▸ Task to complete:
Return the count of lines in the following records that include "sker", and nothing more.

Transcript entries for document pages:
☆ ☆ ☆
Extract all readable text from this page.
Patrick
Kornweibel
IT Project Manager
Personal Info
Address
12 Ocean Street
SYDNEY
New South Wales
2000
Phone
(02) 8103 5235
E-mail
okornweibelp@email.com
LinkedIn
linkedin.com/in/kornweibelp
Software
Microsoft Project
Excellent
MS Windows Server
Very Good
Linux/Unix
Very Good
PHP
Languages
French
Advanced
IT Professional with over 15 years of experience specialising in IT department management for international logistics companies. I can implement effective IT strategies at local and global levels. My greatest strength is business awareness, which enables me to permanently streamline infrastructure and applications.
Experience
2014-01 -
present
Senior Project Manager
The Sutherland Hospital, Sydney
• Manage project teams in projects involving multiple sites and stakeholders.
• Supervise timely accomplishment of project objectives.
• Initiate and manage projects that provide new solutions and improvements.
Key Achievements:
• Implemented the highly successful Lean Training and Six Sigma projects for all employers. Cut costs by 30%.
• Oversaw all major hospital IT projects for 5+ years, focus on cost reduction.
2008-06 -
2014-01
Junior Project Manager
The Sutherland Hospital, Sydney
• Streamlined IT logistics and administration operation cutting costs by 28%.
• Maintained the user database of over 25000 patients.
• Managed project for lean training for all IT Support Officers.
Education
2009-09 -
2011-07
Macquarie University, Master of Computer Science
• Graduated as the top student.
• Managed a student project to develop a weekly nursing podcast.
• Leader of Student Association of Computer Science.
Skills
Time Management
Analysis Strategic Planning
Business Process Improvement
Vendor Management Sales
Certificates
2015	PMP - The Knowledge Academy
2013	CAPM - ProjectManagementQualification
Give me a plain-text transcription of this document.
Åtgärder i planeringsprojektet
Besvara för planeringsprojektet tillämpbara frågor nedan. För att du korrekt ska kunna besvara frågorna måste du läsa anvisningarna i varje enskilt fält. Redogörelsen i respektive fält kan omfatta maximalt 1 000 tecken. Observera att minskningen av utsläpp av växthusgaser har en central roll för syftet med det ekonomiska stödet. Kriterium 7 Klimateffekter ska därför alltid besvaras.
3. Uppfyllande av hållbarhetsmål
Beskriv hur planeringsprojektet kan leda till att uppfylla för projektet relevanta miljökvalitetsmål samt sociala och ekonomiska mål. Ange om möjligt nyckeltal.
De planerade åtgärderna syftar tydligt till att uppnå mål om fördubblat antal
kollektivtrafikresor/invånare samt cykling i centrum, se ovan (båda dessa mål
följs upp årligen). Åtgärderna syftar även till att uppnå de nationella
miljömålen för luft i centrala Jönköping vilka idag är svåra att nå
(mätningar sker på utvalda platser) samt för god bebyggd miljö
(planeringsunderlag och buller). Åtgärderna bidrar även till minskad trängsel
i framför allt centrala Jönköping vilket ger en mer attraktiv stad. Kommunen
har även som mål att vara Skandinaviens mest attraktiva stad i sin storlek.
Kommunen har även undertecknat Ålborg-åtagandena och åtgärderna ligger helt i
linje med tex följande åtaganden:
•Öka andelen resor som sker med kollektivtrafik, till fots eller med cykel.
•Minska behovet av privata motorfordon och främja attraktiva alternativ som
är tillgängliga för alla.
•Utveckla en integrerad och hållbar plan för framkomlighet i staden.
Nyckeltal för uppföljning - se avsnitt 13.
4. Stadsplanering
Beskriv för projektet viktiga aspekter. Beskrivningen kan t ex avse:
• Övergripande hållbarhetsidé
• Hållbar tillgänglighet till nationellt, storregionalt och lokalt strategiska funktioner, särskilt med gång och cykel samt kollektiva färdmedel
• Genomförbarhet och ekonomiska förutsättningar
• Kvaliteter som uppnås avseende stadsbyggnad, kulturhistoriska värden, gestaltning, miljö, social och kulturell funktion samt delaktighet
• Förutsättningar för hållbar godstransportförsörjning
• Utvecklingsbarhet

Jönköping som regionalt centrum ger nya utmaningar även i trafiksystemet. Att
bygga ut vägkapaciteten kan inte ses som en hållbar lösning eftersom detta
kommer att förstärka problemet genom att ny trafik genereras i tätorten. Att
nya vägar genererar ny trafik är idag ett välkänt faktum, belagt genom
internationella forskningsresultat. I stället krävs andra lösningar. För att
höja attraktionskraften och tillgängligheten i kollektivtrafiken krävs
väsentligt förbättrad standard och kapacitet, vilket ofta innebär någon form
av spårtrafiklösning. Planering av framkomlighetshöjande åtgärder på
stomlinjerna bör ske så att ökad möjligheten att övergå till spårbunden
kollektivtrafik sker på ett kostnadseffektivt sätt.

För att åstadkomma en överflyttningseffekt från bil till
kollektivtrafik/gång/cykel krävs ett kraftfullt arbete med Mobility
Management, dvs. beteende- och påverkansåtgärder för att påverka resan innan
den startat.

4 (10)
☆ ☆ ☆
▸ Solved exercise:
3